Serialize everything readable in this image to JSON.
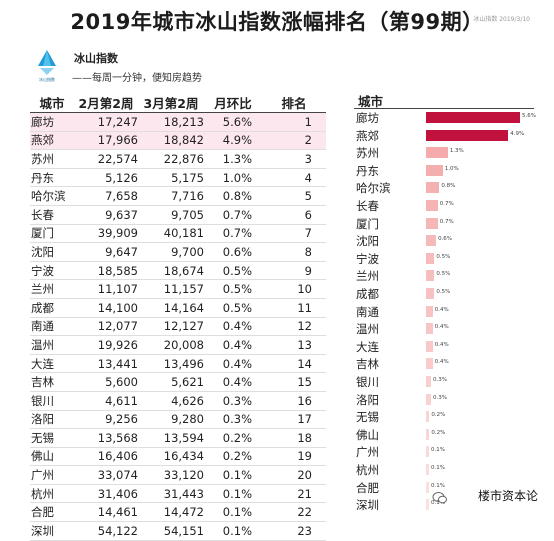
{
  "title": "2019年城市冰山指数涨幅排名（第99期）",
  "top_right_text": "冰山指数 2019/3/10",
  "brand": {
    "name": "冰山指数",
    "tagline": "——每周一分钟，便知房趋势",
    "logo_text": "冰山指数"
  },
  "watermark": "楼市资本论",
  "colors": {
    "bar_top": "#c0123c",
    "bar_light": "#f4a6a6",
    "highlight_row": "#fce7ee"
  },
  "table": {
    "headers": [
      "城市",
      "2月第2周",
      "3月第2周",
      "月环比",
      "排名"
    ],
    "rows": [
      [
        "廊坊",
        "17,247",
        "18,213",
        "5.6%",
        "1"
      ],
      [
        "燕郊",
        "17,966",
        "18,842",
        "4.9%",
        "2"
      ],
      [
        "苏州",
        "22,574",
        "22,876",
        "1.3%",
        "3"
      ],
      [
        "丹东",
        "5,126",
        "5,175",
        "1.0%",
        "4"
      ],
      [
        "哈尔滨",
        "7,658",
        "7,716",
        "0.8%",
        "5"
      ],
      [
        "长春",
        "9,637",
        "9,705",
        "0.7%",
        "6"
      ],
      [
        "厦门",
        "39,909",
        "40,181",
        "0.7%",
        "7"
      ],
      [
        "沈阳",
        "9,647",
        "9,700",
        "0.6%",
        "8"
      ],
      [
        "宁波",
        "18,585",
        "18,674",
        "0.5%",
        "9"
      ],
      [
        "兰州",
        "11,107",
        "11,157",
        "0.5%",
        "10"
      ],
      [
        "成都",
        "14,100",
        "14,164",
        "0.5%",
        "11"
      ],
      [
        "南通",
        "12,077",
        "12,127",
        "0.4%",
        "12"
      ],
      [
        "温州",
        "19,926",
        "20,008",
        "0.4%",
        "13"
      ],
      [
        "大连",
        "13,441",
        "13,496",
        "0.4%",
        "14"
      ],
      [
        "吉林",
        "5,600",
        "5,621",
        "0.4%",
        "15"
      ],
      [
        "银川",
        "4,611",
        "4,626",
        "0.3%",
        "16"
      ],
      [
        "洛阳",
        "9,256",
        "9,280",
        "0.3%",
        "17"
      ],
      [
        "无锡",
        "13,568",
        "13,594",
        "0.2%",
        "18"
      ],
      [
        "佛山",
        "16,406",
        "16,434",
        "0.2%",
        "19"
      ],
      [
        "广州",
        "33,074",
        "33,120",
        "0.1%",
        "20"
      ],
      [
        "杭州",
        "31,406",
        "31,443",
        "0.1%",
        "21"
      ],
      [
        "合肥",
        "14,461",
        "14,472",
        "0.1%",
        "22"
      ],
      [
        "深圳",
        "54,122",
        "54,151",
        "0.1%",
        "23"
      ]
    ]
  },
  "chart_data": {
    "type": "bar",
    "orientation": "horizontal",
    "header": "城市",
    "categories": [
      "廊坊",
      "燕郊",
      "苏州",
      "丹东",
      "哈尔滨",
      "长春",
      "厦门",
      "沈阳",
      "宁波",
      "兰州",
      "成都",
      "南通",
      "温州",
      "大连",
      "吉林",
      "银川",
      "洛阳",
      "无锡",
      "佛山",
      "广州",
      "杭州",
      "合肥",
      "深圳"
    ],
    "values": [
      5.6,
      4.9,
      1.3,
      1.0,
      0.8,
      0.7,
      0.7,
      0.6,
      0.5,
      0.5,
      0.5,
      0.4,
      0.4,
      0.4,
      0.4,
      0.3,
      0.3,
      0.2,
      0.2,
      0.1,
      0.1,
      0.1,
      0.1
    ],
    "value_labels": [
      "5.6%",
      "4.9%",
      "1.3%",
      "1.0%",
      "0.8%",
      "0.7%",
      "0.7%",
      "0.6%",
      "0.5%",
      "0.5%",
      "0.5%",
      "0.4%",
      "0.4%",
      "0.4%",
      "0.4%",
      "0.3%",
      "0.3%",
      "0.2%",
      "0.2%",
      "0.1%",
      "0.1%",
      "0.1%",
      "0.1%"
    ],
    "xlim": [
      0,
      5.6
    ],
    "title": "",
    "xlabel": "",
    "ylabel": "",
    "grid": false
  }
}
◇ ◇ ◇ ◇ ◇ ◇ ◇
Stated problem — Quote the data above in full and without alteration; skip the pictures.

Final result —
Serialize everything readable in this image to JSON.
{
  "title": "2019年城市冰山指数涨幅排名（第99期）",
  "top_right_text": "冰山指数 2019/3/10",
  "brand": {
    "name": "冰山指数",
    "tagline": "——每周一分钟，便知房趋势",
    "logo_text": "冰山指数"
  },
  "watermark": "楼市资本论",
  "colors": {
    "bar_top": "#c0123c",
    "bar_light": "#f4a6a6",
    "highlight_row": "#fce7ee"
  },
  "table": {
    "headers": [
      "城市",
      "2月第2周",
      "3月第2周",
      "月环比",
      "排名"
    ],
    "rows": [
      [
        "廊坊",
        "17,247",
        "18,213",
        "5.6%",
        "1"
      ],
      [
        "燕郊",
        "17,966",
        "18,842",
        "4.9%",
        "2"
      ],
      [
        "苏州",
        "22,574",
        "22,876",
        "1.3%",
        "3"
      ],
      [
        "丹东",
        "5,126",
        "5,175",
        "1.0%",
        "4"
      ],
      [
        "哈尔滨",
        "7,658",
        "7,716",
        "0.8%",
        "5"
      ],
      [
        "长春",
        "9,637",
        "9,705",
        "0.7%",
        "6"
      ],
      [
        "厦门",
        "39,909",
        "40,181",
        "0.7%",
        "7"
      ],
      [
        "沈阳",
        "9,647",
        "9,700",
        "0.6%",
        "8"
      ],
      [
        "宁波",
        "18,585",
        "18,674",
        "0.5%",
        "9"
      ],
      [
        "兰州",
        "11,107",
        "11,157",
        "0.5%",
        "10"
      ],
      [
        "成都",
        "14,100",
        "14,164",
        "0.5%",
        "11"
      ],
      [
        "南通",
        "12,077",
        "12,127",
        "0.4%",
        "12"
      ],
      [
        "温州",
        "19,926",
        "20,008",
        "0.4%",
        "13"
      ],
      [
        "大连",
        "13,441",
        "13,496",
        "0.4%",
        "14"
      ],
      [
        "吉林",
        "5,600",
        "5,621",
        "0.4%",
        "15"
      ],
      [
        "银川",
        "4,611",
        "4,626",
        "0.3%",
        "16"
      ],
      [
        "洛阳",
        "9,256",
        "9,280",
        "0.3%",
        "17"
      ],
      [
        "无锡",
        "13,568",
        "13,594",
        "0.2%",
        "18"
      ],
      [
        "佛山",
        "16,406",
        "16,434",
        "0.2%",
        "19"
      ],
      [
        "广州",
        "33,074",
        "33,120",
        "0.1%",
        "20"
      ],
      [
        "杭州",
        "31,406",
        "31,443",
        "0.1%",
        "21"
      ],
      [
        "合肥",
        "14,461",
        "14,472",
        "0.1%",
        "22"
      ],
      [
        "深圳",
        "54,122",
        "54,151",
        "0.1%",
        "23"
      ]
    ]
  },
  "chart_data": {
    "type": "bar",
    "orientation": "horizontal",
    "header": "城市",
    "categories": [
      "廊坊",
      "燕郊",
      "苏州",
      "丹东",
      "哈尔滨",
      "长春",
      "厦门",
      "沈阳",
      "宁波",
      "兰州",
      "成都",
      "南通",
      "温州",
      "大连",
      "吉林",
      "银川",
      "洛阳",
      "无锡",
      "佛山",
      "广州",
      "杭州",
      "合肥",
      "深圳"
    ],
    "values": [
      5.6,
      4.9,
      1.3,
      1.0,
      0.8,
      0.7,
      0.7,
      0.6,
      0.5,
      0.5,
      0.5,
      0.4,
      0.4,
      0.4,
      0.4,
      0.3,
      0.3,
      0.2,
      0.2,
      0.1,
      0.1,
      0.1,
      0.1
    ],
    "value_labels": [
      "5.6%",
      "4.9%",
      "1.3%",
      "1.0%",
      "0.8%",
      "0.7%",
      "0.7%",
      "0.6%",
      "0.5%",
      "0.5%",
      "0.5%",
      "0.4%",
      "0.4%",
      "0.4%",
      "0.4%",
      "0.3%",
      "0.3%",
      "0.2%",
      "0.2%",
      "0.1%",
      "0.1%",
      "0.1%",
      "0.1%"
    ],
    "xlim": [
      0,
      5.6
    ],
    "title": "",
    "xlabel": "",
    "ylabel": "",
    "grid": false
  }
}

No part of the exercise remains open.